(Data records)
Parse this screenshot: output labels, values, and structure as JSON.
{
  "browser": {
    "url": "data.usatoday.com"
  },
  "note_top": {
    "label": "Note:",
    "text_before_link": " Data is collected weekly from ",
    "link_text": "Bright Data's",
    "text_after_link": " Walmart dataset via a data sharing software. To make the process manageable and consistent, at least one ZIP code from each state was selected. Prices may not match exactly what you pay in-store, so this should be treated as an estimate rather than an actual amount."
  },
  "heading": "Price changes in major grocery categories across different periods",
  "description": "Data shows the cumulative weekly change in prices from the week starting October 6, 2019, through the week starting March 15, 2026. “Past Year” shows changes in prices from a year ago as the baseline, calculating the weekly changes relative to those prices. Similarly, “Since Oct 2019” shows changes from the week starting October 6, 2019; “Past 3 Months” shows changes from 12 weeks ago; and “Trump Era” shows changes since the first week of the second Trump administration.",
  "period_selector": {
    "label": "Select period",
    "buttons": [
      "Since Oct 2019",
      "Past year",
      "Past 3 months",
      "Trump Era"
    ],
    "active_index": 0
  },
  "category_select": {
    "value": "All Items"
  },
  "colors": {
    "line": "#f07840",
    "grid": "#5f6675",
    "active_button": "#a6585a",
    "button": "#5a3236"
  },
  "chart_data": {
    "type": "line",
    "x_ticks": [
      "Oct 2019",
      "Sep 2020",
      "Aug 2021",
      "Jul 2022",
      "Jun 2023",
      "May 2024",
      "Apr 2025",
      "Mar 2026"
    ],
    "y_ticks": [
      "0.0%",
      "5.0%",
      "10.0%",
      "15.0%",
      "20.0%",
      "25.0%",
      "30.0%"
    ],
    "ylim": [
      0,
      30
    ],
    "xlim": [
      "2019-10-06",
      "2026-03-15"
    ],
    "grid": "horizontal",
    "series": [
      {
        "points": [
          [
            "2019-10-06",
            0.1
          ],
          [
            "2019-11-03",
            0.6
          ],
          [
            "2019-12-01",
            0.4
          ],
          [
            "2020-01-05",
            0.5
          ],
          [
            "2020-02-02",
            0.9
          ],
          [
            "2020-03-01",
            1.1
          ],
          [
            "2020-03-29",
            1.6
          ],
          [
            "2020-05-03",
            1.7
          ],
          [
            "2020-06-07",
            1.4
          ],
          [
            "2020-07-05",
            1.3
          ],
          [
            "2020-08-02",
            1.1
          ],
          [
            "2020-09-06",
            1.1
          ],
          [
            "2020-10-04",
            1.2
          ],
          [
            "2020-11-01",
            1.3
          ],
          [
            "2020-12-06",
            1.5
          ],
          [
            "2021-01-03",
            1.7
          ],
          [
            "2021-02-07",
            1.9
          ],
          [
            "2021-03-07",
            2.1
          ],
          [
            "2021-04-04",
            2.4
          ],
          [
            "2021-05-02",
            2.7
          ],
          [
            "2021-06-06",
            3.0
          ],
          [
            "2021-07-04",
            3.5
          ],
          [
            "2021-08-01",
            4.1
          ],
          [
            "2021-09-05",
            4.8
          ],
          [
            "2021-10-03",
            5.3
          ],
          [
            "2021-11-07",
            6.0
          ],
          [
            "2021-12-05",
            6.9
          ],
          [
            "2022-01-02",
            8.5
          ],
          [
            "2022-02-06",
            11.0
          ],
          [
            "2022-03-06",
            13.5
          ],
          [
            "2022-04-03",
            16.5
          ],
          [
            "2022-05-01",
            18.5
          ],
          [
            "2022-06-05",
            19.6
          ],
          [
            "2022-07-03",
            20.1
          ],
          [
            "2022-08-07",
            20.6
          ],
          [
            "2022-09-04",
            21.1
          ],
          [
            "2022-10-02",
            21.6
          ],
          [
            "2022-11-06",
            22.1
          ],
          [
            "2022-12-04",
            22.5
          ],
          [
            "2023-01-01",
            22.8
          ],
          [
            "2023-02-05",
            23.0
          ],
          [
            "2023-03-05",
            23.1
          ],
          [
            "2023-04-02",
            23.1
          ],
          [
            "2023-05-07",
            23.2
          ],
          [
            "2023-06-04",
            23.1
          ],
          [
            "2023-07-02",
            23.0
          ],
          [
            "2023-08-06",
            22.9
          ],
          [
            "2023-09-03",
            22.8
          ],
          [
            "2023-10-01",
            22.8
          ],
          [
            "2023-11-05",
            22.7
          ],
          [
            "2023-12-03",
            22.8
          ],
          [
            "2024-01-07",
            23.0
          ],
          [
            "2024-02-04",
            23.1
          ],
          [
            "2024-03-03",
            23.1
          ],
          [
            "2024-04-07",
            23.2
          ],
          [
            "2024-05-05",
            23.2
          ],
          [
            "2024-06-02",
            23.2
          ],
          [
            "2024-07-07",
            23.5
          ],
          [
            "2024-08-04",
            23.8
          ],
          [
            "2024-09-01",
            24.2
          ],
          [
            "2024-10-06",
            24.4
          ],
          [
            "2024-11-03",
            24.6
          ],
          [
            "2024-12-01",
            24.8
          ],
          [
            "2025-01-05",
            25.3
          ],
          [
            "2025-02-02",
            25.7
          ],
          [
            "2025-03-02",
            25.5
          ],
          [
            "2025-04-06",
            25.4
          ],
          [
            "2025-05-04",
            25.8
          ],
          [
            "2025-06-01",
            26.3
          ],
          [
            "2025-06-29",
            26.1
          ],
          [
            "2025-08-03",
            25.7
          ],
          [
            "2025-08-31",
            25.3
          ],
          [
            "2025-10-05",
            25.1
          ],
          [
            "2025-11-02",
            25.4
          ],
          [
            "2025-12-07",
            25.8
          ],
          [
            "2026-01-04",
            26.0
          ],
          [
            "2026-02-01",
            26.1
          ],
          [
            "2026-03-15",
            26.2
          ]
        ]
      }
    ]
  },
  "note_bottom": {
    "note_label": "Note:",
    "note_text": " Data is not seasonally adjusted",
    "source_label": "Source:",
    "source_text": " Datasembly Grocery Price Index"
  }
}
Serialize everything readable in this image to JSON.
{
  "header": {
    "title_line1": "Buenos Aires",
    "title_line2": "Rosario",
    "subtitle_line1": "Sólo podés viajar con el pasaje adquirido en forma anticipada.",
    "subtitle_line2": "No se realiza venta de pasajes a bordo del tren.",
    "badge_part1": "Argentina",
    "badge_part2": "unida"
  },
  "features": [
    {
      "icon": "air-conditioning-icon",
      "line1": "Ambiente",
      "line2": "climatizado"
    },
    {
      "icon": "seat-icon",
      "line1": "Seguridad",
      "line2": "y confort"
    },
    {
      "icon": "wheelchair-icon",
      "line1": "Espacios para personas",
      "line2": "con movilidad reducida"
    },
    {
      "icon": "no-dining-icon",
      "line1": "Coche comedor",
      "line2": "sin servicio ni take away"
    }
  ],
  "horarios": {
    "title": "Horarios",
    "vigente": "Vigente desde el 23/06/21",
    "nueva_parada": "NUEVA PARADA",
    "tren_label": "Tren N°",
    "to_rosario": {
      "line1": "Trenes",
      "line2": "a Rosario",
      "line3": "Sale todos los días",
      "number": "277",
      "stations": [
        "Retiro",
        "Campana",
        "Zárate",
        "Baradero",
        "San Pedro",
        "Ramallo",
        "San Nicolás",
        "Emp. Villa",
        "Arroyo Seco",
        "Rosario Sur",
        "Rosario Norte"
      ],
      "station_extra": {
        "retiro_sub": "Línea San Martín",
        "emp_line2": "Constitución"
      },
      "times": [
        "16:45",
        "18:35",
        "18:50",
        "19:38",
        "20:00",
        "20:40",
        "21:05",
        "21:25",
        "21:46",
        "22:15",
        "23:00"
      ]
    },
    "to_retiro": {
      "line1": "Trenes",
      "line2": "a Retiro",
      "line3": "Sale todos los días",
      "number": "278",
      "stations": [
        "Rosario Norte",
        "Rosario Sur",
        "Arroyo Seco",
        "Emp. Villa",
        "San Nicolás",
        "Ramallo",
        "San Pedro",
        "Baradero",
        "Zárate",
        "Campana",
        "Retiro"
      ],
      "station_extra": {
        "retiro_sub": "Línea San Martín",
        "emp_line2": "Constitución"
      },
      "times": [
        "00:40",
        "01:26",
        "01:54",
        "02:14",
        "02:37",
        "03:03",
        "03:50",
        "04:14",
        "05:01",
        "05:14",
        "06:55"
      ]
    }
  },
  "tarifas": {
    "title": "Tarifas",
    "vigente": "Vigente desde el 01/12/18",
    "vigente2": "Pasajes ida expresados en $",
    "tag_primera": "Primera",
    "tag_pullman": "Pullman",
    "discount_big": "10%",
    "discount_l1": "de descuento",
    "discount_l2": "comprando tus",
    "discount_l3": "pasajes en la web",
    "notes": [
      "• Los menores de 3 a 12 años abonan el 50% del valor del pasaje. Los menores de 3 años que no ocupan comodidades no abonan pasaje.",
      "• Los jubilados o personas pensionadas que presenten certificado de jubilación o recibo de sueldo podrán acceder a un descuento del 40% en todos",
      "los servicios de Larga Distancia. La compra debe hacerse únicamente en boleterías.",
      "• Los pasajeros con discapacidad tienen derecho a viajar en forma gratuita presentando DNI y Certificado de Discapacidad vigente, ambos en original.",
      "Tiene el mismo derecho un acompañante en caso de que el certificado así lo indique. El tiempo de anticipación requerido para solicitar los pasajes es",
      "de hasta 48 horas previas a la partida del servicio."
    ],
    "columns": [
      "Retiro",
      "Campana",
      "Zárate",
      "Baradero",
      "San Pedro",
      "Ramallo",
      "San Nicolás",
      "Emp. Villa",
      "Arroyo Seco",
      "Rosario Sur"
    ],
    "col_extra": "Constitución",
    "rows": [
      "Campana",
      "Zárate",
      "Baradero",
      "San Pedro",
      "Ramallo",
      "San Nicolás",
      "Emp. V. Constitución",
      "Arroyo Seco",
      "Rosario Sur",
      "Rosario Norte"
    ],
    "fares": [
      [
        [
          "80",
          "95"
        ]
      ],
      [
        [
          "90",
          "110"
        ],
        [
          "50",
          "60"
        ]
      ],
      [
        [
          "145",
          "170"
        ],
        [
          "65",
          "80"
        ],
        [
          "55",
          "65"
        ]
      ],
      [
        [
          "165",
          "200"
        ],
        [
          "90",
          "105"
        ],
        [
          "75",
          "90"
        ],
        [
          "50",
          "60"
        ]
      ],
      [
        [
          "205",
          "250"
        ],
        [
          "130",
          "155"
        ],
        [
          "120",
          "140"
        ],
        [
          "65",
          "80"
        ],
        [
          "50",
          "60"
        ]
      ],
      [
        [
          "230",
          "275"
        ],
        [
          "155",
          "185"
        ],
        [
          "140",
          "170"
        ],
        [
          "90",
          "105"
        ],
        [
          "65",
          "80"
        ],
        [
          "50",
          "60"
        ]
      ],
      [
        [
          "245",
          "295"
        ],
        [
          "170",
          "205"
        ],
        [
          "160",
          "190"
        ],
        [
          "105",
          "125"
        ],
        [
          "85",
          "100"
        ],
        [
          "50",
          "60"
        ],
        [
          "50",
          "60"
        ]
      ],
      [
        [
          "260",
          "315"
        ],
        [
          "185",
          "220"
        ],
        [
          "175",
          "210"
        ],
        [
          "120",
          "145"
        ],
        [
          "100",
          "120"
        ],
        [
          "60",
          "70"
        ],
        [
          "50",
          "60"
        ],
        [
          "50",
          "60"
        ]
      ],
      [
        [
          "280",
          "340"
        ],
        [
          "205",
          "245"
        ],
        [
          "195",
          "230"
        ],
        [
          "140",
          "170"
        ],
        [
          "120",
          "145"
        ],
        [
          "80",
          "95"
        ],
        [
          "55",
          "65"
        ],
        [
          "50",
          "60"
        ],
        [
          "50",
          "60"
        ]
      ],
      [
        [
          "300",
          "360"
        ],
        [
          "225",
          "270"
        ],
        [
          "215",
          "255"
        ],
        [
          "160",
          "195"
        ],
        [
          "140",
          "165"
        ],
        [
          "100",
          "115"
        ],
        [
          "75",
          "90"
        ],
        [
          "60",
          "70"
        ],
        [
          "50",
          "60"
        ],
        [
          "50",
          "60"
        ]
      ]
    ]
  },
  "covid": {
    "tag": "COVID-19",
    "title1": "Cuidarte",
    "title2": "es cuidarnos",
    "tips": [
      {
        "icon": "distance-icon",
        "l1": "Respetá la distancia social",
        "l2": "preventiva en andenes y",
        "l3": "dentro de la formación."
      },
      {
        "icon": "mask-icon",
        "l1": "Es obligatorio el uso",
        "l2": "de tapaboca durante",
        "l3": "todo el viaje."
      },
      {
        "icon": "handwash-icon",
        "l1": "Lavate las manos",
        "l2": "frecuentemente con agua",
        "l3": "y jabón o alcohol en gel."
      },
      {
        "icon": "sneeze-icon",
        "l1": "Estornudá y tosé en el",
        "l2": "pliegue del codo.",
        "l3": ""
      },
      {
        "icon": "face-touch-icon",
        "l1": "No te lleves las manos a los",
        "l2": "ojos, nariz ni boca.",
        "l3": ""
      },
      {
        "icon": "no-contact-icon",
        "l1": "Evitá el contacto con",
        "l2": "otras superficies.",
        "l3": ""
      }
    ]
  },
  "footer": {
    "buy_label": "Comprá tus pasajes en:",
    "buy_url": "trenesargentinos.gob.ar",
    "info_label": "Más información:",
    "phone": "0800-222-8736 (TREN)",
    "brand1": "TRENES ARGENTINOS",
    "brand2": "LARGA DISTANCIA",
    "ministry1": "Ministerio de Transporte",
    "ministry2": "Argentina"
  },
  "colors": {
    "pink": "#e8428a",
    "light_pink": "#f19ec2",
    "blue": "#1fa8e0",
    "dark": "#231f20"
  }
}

The request ::
Output nothing but the number of lines in the data containing the string "Argentina".

Answer to this task ::
2